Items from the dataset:
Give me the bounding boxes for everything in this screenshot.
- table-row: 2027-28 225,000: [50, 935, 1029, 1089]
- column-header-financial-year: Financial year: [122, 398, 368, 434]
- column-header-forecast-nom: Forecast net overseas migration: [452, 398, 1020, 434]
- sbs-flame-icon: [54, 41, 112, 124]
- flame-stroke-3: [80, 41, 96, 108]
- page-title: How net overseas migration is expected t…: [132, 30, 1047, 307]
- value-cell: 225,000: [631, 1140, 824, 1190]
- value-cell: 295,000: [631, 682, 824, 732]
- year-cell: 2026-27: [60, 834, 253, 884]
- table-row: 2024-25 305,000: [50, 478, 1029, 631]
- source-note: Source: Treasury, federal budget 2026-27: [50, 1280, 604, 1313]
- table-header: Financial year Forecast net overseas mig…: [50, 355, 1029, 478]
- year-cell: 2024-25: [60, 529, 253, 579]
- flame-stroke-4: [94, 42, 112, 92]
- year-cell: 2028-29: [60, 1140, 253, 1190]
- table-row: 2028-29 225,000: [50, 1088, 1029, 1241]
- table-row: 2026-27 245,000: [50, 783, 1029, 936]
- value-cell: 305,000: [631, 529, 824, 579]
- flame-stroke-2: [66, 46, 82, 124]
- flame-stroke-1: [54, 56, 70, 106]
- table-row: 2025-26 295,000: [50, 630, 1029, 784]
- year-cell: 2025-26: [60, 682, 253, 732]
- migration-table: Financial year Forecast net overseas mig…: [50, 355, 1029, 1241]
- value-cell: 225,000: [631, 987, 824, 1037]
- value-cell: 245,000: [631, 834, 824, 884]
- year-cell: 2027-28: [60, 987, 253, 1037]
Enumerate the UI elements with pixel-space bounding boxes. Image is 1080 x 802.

...

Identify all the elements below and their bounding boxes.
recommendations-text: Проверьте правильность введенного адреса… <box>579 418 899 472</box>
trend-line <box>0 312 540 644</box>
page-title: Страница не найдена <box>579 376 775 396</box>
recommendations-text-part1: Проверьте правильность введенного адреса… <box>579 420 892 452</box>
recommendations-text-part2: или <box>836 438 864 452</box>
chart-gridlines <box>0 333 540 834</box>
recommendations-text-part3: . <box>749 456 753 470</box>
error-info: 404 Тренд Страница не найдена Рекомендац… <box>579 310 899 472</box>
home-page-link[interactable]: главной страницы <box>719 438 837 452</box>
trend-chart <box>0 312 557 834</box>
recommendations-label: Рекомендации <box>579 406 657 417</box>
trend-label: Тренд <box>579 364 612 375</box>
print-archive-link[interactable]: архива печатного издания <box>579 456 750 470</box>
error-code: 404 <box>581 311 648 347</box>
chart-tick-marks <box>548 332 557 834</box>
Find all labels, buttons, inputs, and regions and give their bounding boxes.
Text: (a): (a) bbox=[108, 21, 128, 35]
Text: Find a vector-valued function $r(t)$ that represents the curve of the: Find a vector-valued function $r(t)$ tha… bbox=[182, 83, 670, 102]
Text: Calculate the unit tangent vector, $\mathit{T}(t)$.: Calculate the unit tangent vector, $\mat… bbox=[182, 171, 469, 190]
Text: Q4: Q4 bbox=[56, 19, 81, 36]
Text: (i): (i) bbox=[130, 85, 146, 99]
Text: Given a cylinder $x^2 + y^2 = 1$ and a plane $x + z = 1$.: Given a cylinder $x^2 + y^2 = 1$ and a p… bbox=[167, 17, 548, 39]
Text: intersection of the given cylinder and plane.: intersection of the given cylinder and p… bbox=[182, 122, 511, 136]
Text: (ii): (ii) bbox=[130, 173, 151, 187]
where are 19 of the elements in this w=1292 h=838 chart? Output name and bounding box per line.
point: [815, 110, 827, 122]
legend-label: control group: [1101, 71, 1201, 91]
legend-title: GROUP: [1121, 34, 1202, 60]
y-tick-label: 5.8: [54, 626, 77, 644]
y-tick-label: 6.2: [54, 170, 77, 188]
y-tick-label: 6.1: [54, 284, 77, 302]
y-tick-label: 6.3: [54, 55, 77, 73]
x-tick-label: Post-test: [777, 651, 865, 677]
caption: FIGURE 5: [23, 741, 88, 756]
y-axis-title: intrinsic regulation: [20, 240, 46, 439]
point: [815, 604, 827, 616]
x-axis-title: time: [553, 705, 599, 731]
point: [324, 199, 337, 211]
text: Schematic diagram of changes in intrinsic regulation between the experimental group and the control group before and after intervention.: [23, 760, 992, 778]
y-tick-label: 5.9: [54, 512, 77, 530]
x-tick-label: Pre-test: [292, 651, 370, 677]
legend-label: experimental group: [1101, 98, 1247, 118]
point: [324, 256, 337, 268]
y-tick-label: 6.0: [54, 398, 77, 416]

### DIRECTIONS:
Which lines in the rows above contain the word "Forecast", with case counting? Pick out each one and copy it.

### REPLY TO THE EXERCISE:
- column-header-forecast-nom: Forecast net overseas migration: [452, 398, 1020, 434]
- table-header: Financial year Forecast net overseas mig…: [50, 355, 1029, 478]
- migration-table: Financial year Forecast net overseas mig…: [50, 355, 1029, 1241]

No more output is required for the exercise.